- WRITTEN TASK -
Write out the full listing again, exactly as it stands.

- EXERCISE INPUT -
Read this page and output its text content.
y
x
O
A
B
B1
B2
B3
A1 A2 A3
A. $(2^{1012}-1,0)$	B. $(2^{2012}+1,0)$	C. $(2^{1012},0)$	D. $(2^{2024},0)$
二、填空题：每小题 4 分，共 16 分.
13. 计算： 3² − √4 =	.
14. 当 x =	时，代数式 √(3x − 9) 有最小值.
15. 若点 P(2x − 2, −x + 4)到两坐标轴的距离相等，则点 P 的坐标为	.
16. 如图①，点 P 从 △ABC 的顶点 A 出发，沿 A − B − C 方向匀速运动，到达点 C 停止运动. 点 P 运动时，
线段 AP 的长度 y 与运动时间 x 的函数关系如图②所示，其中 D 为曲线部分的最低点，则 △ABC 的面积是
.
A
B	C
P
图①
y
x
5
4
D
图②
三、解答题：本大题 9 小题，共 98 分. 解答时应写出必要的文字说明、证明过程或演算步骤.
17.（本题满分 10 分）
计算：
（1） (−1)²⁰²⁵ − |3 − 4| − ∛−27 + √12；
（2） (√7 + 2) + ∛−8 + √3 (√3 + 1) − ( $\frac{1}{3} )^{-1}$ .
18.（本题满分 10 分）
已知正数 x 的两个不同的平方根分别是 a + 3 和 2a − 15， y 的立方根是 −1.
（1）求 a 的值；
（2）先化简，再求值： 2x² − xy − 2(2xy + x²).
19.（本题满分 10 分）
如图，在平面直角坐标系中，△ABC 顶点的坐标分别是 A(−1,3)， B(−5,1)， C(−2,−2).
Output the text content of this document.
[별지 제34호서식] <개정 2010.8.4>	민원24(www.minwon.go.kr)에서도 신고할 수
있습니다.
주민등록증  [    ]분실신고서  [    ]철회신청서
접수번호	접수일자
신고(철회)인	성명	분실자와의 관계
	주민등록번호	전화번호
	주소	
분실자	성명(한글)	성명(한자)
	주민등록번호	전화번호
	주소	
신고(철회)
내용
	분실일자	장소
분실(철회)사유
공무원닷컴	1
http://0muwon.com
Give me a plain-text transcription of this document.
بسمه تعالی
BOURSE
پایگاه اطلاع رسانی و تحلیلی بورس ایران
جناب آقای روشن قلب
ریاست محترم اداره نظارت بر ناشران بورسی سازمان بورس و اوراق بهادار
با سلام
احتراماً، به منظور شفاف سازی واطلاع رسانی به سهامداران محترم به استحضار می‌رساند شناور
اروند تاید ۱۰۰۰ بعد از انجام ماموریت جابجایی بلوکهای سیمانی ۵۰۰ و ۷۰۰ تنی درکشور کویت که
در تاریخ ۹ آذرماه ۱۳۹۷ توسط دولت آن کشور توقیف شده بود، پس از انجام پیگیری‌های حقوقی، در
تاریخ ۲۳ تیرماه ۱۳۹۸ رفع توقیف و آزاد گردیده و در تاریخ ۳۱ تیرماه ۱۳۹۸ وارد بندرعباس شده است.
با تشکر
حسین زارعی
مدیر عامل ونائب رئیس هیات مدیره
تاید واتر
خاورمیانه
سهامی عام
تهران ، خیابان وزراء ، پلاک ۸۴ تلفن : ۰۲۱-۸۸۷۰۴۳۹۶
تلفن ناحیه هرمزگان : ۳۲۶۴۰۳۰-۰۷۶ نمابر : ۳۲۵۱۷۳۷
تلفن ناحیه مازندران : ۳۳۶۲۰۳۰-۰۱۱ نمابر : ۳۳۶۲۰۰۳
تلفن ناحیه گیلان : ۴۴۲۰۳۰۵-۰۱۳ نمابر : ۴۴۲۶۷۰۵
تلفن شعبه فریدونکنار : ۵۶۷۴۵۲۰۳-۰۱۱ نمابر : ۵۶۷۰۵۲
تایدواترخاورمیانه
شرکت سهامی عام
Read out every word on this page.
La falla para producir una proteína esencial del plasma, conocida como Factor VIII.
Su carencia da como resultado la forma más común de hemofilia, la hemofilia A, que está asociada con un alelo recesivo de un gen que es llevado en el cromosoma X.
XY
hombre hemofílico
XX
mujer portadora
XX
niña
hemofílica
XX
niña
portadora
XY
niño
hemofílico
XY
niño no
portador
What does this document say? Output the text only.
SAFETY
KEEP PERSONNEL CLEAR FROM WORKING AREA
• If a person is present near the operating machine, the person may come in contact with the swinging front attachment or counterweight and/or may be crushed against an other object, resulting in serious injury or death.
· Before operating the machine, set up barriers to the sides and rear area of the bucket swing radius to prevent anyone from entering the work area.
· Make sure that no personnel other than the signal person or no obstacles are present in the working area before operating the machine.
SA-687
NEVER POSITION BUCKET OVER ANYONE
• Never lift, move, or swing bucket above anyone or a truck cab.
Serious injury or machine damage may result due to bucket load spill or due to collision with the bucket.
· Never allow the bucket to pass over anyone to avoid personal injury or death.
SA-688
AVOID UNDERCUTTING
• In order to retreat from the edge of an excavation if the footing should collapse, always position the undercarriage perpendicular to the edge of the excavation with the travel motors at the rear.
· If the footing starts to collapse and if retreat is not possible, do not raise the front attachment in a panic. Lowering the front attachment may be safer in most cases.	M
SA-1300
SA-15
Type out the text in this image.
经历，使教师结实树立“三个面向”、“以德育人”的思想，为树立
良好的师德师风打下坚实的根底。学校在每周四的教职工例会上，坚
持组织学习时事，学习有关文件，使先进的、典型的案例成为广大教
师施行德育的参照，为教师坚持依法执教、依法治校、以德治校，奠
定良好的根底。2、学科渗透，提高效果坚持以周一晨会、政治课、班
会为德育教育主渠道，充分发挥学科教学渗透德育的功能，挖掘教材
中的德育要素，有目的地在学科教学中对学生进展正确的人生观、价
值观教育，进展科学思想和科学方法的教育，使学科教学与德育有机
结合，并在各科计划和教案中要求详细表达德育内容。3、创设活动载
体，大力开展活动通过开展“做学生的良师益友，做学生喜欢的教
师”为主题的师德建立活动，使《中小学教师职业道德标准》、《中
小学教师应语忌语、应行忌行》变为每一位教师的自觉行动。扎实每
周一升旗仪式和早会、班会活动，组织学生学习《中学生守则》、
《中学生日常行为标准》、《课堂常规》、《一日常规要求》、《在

- ANSWER IN FULL -
Read this page and output its text content.
y
x
O
A
B
B1
B2
B3
A1 A2 A3
A. $(2^{1012}-1,0)$	B. $(2^{2012}+1,0)$	C. $(2^{1012},0)$	D. $(2^{2024},0)$
二、填空题：每小题 4 分，共 16 分.
13. 计算： 3² − √4 =	.
14. 当 x =	时，代数式 √(3x − 9) 有最小值.
15. 若点 P(2x − 2, −x + 4)到两坐标轴的距离相等，则点 P 的坐标为	.
16. 如图①，点 P 从 △ABC 的顶点 A 出发，沿 A − B − C 方向匀速运动，到达点 C 停止运动. 点 P 运动时，
线段 AP 的长度 y 与运动时间 x 的函数关系如图②所示，其中 D 为曲线部分的最低点，则 △ABC 的面积是
.
A
B	C
P
图①
y
x
5
4
D
图②
三、解答题：本大题 9 小题，共 98 分. 解答时应写出必要的文字说明、证明过程或演算步骤.
17.（本题满分 10 分）
计算：
（1） (−1)²⁰²⁵ − |3 − 4| − ∛−27 + √12；
（2） (√7 + 2) + ∛−8 + √3 (√3 + 1) − ( $\frac{1}{3} )^{-1}$ .
18.（本题满分 10 分）
已知正数 x 的两个不同的平方根分别是 a + 3 和 2a − 15， y 的立方根是 −1.
（1）求 a 的值；
（2）先化简，再求值： 2x² − xy − 2(2xy + x²).
19.（本题满分 10 分）
如图，在平面直角坐标系中，△ABC 顶点的坐标分别是 A(−1,3)， B(−5,1)， C(−2,−2).
Output the text content of this document.
[별지 제34호서식] <개정 2010.8.4>	민원24(www.minwon.go.kr)에서도 신고할 수
있습니다.
주민등록증  [    ]분실신고서  [    ]철회신청서
접수번호	접수일자
신고(철회)인	성명	분실자와의 관계
	주민등록번호	전화번호
	주소	
분실자	성명(한글)	성명(한자)
	주민등록번호	전화번호
	주소	
신고(철회)
내용
	분실일자	장소
분실(철회)사유
공무원닷컴	1
http://0muwon.com
Give me a plain-text transcription of this document.
بسمه تعالی
BOURSE
پایگاه اطلاع رسانی و تحلیلی بورس ایران
جناب آقای روشن قلب
ریاست محترم اداره نظارت بر ناشران بورسی سازمان بورس و اوراق بهادار
با سلام
احتراماً، به منظور شفاف سازی واطلاع رسانی به سهامداران محترم به استحضار می‌رساند شناور
اروند تاید ۱۰۰۰ بعد از انجام ماموریت جابجایی بلوکهای سیمانی ۵۰۰ و ۷۰۰ تنی درکشور کویت که
در تاریخ ۹ آذرماه ۱۳۹۷ توسط دولت آن کشور توقیف شده بود، پس از انجام پیگیری‌های حقوقی، در
تاریخ ۲۳ تیرماه ۱۳۹۸ رفع توقیف و آزاد گردیده و در تاریخ ۳۱ تیرماه ۱۳۹۸ وارد بندرعباس شده است.
با تشکر
حسین زارعی
مدیر عامل ونائب رئیس هیات مدیره
تاید واتر
خاورمیانه
سهامی عام
تهران ، خیابان وزراء ، پلاک ۸۴ تلفن : ۰۲۱-۸۸۷۰۴۳۹۶
تلفن ناحیه هرمزگان : ۳۲۶۴۰۳۰-۰۷۶ نمابر : ۳۲۵۱۷۳۷
تلفن ناحیه مازندران : ۳۳۶۲۰۳۰-۰۱۱ نمابر : ۳۳۶۲۰۰۳
تلفن ناحیه گیلان : ۴۴۲۰۳۰۵-۰۱۳ نمابر : ۴۴۲۶۷۰۵
تلفن شعبه فریدونکنار : ۵۶۷۴۵۲۰۳-۰۱۱ نمابر : ۵۶۷۰۵۲
تایدواترخاورمیانه
شرکت سهامی عام
Read out every word on this page.
La falla para producir una proteína esencial del plasma, conocida como Factor VIII.
Su carencia da como resultado la forma más común de hemofilia, la hemofilia A, que está asociada con un alelo recesivo de un gen que es llevado en el cromosoma X.
XY
hombre hemofílico
XX
mujer portadora
XX
niña
hemofílica
XX
niña
portadora
XY
niño
hemofílico
XY
niño no
portador
What does this document say? Output the text only.
SAFETY
KEEP PERSONNEL CLEAR FROM WORKING AREA
• If a person is present near the operating machine, the person may come in contact with the swinging front attachment or counterweight and/or may be crushed against an other object, resulting in serious injury or death.
· Before operating the machine, set up barriers to the sides and rear area of the bucket swing radius to prevent anyone from entering the work area.
· Make sure that no personnel other than the signal person or no obstacles are present in the working area before operating the machine.
SA-687
NEVER POSITION BUCKET OVER ANYONE
• Never lift, move, or swing bucket above anyone or a truck cab.
Serious injury or machine damage may result due to bucket load spill or due to collision with the bucket.
· Never allow the bucket to pass over anyone to avoid personal injury or death.
SA-688
AVOID UNDERCUTTING
• In order to retreat from the edge of an excavation if the footing should collapse, always position the undercarriage perpendicular to the edge of the excavation with the travel motors at the rear.
· If the footing starts to collapse and if retreat is not possible, do not raise the front attachment in a panic. Lowering the front attachment may be safer in most cases.	M
SA-1300
SA-15
Type out the text in this image.
经历，使教师结实树立“三个面向”、“以德育人”的思想，为树立
良好的师德师风打下坚实的根底。学校在每周四的教职工例会上，坚
持组织学习时事，学习有关文件，使先进的、典型的案例成为广大教
师施行德育的参照，为教师坚持依法执教、依法治校、以德治校，奠
定良好的根底。2、学科渗透，提高效果坚持以周一晨会、政治课、班
会为德育教育主渠道，充分发挥学科教学渗透德育的功能，挖掘教材
中的德育要素，有目的地在学科教学中对学生进展正确的人生观、价
值观教育，进展科学思想和科学方法的教育，使学科教学与德育有机
结合，并在各科计划和教案中要求详细表达德育内容。3、创设活动载
体，大力开展活动通过开展“做学生的良师益友，做学生喜欢的教
师”为主题的师德建立活动，使《中小学教师职业道德标准》、《中
小学教师应语忌语、应行忌行》变为每一位教师的自觉行动。扎实每
周一升旗仪式和早会、班会活动，组织学生学习《中学生守则》、
《中学生日常行为标准》、《课堂常规》、《一日常规要求》、《在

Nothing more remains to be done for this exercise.